RECORDS SUPPLIED:

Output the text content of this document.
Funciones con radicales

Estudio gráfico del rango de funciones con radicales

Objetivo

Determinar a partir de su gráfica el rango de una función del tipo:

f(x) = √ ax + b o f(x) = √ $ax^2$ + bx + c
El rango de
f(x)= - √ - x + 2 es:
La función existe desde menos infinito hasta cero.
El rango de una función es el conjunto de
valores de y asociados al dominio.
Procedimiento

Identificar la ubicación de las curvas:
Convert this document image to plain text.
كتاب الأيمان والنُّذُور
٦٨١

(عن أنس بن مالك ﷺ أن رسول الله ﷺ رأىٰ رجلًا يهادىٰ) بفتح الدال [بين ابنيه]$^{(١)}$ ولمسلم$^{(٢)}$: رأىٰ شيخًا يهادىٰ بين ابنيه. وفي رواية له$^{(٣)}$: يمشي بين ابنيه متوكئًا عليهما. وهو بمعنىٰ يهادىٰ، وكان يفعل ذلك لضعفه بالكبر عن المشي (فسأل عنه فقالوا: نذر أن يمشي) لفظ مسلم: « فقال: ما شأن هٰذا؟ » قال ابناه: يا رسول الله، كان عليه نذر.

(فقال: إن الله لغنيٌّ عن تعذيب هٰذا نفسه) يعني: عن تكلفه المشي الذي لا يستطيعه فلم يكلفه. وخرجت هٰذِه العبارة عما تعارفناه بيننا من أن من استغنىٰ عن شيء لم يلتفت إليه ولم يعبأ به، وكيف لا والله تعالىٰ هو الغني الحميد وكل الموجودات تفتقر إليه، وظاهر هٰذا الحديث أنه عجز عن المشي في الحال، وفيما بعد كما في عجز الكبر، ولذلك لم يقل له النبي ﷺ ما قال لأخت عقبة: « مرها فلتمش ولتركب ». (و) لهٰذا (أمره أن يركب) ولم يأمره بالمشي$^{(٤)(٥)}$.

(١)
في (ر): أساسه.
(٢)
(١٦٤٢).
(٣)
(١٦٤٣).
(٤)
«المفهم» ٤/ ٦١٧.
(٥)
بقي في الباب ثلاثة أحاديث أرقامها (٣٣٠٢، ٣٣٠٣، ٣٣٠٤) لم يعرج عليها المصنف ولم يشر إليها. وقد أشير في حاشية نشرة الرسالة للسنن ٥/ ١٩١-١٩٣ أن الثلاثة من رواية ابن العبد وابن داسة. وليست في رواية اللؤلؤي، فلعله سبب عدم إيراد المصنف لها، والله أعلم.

WORK TO DO: From the data above, extract every line in its exact form.

TASK ANSWER:
Output the text content of this document.
Funciones con radicales

Estudio gráfico del rango de funciones con radicales

Objetivo

Determinar a partir de su gráfica el rango de una función del tipo:

f(x) = √ ax + b o f(x) = √ $ax^2$ + bx + c
El rango de
f(x)= - √ - x + 2 es:
La función existe desde menos infinito hasta cero.
El rango de una función es el conjunto de
valores de y asociados al dominio.
Procedimiento

Identificar la ubicación de las curvas:
Convert this document image to plain text.
كتاب الأيمان والنُّذُور
٦٨١

(عن أنس بن مالك ﷺ أن رسول الله ﷺ رأىٰ رجلًا يهادىٰ) بفتح الدال [بين ابنيه]$^{(١)}$ ولمسلم$^{(٢)}$: رأىٰ شيخًا يهادىٰ بين ابنيه. وفي رواية له$^{(٣)}$: يمشي بين ابنيه متوكئًا عليهما. وهو بمعنىٰ يهادىٰ، وكان يفعل ذلك لضعفه بالكبر عن المشي (فسأل عنه فقالوا: نذر أن يمشي) لفظ مسلم: « فقال: ما شأن هٰذا؟ » قال ابناه: يا رسول الله، كان عليه نذر.

(فقال: إن الله لغنيٌّ عن تعذيب هٰذا نفسه) يعني: عن تكلفه المشي الذي لا يستطيعه فلم يكلفه. وخرجت هٰذِه العبارة عما تعارفناه بيننا من أن من استغنىٰ عن شيء لم يلتفت إليه ولم يعبأ به، وكيف لا والله تعالىٰ هو الغني الحميد وكل الموجودات تفتقر إليه، وظاهر هٰذا الحديث أنه عجز عن المشي في الحال، وفيما بعد كما في عجز الكبر، ولذلك لم يقل له النبي ﷺ ما قال لأخت عقبة: « مرها فلتمش ولتركب ». (و) لهٰذا (أمره أن يركب) ولم يأمره بالمشي$^{(٤)(٥)}$.

(١)
في (ر): أساسه.
(٢)
(١٦٤٢).
(٣)
(١٦٤٣).
(٤)
«المفهم» ٤/ ٦١٧.
(٥)
بقي في الباب ثلاثة أحاديث أرقامها (٣٣٠٢، ٣٣٠٣، ٣٣٠٤) لم يعرج عليها المصنف ولم يشر إليها. وقد أشير في حاشية نشرة الرسالة للسنن ٥/ ١٩١-١٩٣ أن الثلاثة من رواية ابن العبد وابن داسة. وليست في رواية اللؤلؤي، فلعله سبب عدم إيراد المصنف لها، والله أعلم.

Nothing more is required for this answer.